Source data

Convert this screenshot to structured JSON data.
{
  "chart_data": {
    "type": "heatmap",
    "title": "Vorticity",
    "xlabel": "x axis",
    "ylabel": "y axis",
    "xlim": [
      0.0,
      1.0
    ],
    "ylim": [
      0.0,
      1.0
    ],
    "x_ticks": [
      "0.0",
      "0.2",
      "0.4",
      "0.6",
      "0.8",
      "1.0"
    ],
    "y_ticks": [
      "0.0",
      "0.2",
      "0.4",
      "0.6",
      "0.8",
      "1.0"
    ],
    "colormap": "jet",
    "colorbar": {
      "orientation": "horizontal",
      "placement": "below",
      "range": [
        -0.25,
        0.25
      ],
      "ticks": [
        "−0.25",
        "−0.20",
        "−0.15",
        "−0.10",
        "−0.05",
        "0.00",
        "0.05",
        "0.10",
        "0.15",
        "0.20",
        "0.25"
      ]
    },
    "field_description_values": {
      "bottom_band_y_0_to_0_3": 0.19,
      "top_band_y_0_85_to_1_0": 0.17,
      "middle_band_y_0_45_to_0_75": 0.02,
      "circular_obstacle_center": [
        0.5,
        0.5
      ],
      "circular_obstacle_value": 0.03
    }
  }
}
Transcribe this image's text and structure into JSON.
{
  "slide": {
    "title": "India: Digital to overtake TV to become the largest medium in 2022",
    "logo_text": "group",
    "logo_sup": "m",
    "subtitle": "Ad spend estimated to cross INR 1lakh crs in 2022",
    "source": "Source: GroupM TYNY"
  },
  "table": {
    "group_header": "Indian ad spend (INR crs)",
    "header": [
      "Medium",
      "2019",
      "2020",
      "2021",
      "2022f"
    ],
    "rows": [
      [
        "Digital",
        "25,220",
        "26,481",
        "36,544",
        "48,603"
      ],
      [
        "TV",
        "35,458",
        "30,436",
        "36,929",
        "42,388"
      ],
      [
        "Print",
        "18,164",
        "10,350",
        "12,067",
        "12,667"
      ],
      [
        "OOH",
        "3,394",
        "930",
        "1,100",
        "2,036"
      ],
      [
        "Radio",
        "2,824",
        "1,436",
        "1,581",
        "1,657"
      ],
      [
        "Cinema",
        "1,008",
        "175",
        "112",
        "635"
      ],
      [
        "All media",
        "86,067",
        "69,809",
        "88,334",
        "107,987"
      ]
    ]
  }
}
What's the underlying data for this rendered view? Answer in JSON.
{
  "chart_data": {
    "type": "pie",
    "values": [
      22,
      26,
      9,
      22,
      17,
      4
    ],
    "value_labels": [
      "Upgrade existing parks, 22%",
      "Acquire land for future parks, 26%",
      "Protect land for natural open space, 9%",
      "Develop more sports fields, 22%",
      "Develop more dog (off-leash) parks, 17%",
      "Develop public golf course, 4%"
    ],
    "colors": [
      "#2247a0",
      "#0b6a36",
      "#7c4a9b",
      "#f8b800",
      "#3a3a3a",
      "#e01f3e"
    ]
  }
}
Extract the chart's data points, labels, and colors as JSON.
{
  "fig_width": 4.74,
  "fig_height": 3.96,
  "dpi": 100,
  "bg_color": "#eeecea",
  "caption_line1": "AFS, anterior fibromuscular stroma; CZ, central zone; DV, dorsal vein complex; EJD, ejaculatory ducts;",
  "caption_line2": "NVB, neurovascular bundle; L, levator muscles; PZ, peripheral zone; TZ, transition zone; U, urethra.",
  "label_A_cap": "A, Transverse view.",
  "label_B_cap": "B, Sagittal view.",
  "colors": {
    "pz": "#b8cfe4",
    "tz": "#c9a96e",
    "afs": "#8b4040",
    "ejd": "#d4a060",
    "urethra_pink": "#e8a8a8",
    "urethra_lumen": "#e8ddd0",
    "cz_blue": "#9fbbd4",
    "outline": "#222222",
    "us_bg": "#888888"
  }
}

● **What you are asked to do**
Go through the entries and repeat each one exactly.

● **The answer**
Convert this screenshot to structured JSON data.
{
  "chart_data": {
    "type": "heatmap",
    "title": "Vorticity",
    "xlabel": "x axis",
    "ylabel": "y axis",
    "xlim": [
      0.0,
      1.0
    ],
    "ylim": [
      0.0,
      1.0
    ],
    "x_ticks": [
      "0.0",
      "0.2",
      "0.4",
      "0.6",
      "0.8",
      "1.0"
    ],
    "y_ticks": [
      "0.0",
      "0.2",
      "0.4",
      "0.6",
      "0.8",
      "1.0"
    ],
    "colormap": "jet",
    "colorbar": {
      "orientation": "horizontal",
      "placement": "below",
      "range": [
        -0.25,
        0.25
      ],
      "ticks": [
        "−0.25",
        "−0.20",
        "−0.15",
        "−0.10",
        "−0.05",
        "0.00",
        "0.05",
        "0.10",
        "0.15",
        "0.20",
        "0.25"
      ]
    },
    "field_description_values": {
      "bottom_band_y_0_to_0_3": 0.19,
      "top_band_y_0_85_to_1_0": 0.17,
      "middle_band_y_0_45_to_0_75": 0.02,
      "circular_obstacle_center": [
        0.5,
        0.5
      ],
      "circular_obstacle_value": 0.03
    }
  }
}
Transcribe this image's text and structure into JSON.
{
  "slide": {
    "title": "India: Digital to overtake TV to become the largest medium in 2022",
    "logo_text": "group",
    "logo_sup": "m",
    "subtitle": "Ad spend estimated to cross INR 1lakh crs in 2022",
    "source": "Source: GroupM TYNY"
  },
  "table": {
    "group_header": "Indian ad spend (INR crs)",
    "header": [
      "Medium",
      "2019",
      "2020",
      "2021",
      "2022f"
    ],
    "rows": [
      [
        "Digital",
        "25,220",
        "26,481",
        "36,544",
        "48,603"
      ],
      [
        "TV",
        "35,458",
        "30,436",
        "36,929",
        "42,388"
      ],
      [
        "Print",
        "18,164",
        "10,350",
        "12,067",
        "12,667"
      ],
      [
        "OOH",
        "3,394",
        "930",
        "1,100",
        "2,036"
      ],
      [
        "Radio",
        "2,824",
        "1,436",
        "1,581",
        "1,657"
      ],
      [
        "Cinema",
        "1,008",
        "175",
        "112",
        "635"
      ],
      [
        "All media",
        "86,067",
        "69,809",
        "88,334",
        "107,987"
      ]
    ]
  }
}
What's the underlying data for this rendered view? Answer in JSON.
{
  "chart_data": {
    "type": "pie",
    "values": [
      22,
      26,
      9,
      22,
      17,
      4
    ],
    "value_labels": [
      "Upgrade existing parks, 22%",
      "Acquire land for future parks, 26%",
      "Protect land for natural open space, 9%",
      "Develop more sports fields, 22%",
      "Develop more dog (off-leash) parks, 17%",
      "Develop public golf course, 4%"
    ],
    "colors": [
      "#2247a0",
      "#0b6a36",
      "#7c4a9b",
      "#f8b800",
      "#3a3a3a",
      "#e01f3e"
    ]
  }
}
Extract the chart's data points, labels, and colors as JSON.
{
  "fig_width": 4.74,
  "fig_height": 3.96,
  "dpi": 100,
  "bg_color": "#eeecea",
  "caption_line1": "AFS, anterior fibromuscular stroma; CZ, central zone; DV, dorsal vein complex; EJD, ejaculatory ducts;",
  "caption_line2": "NVB, neurovascular bundle; L, levator muscles; PZ, peripheral zone; TZ, transition zone; U, urethra.",
  "label_A_cap": "A, Transverse view.",
  "label_B_cap": "B, Sagittal view.",
  "colors": {
    "pz": "#b8cfe4",
    "tz": "#c9a96e",
    "afs": "#8b4040",
    "ejd": "#d4a060",
    "urethra_pink": "#e8a8a8",
    "urethra_lumen": "#e8ddd0",
    "cz_blue": "#9fbbd4",
    "outline": "#222222",
    "us_bg": "#888888"
  }
}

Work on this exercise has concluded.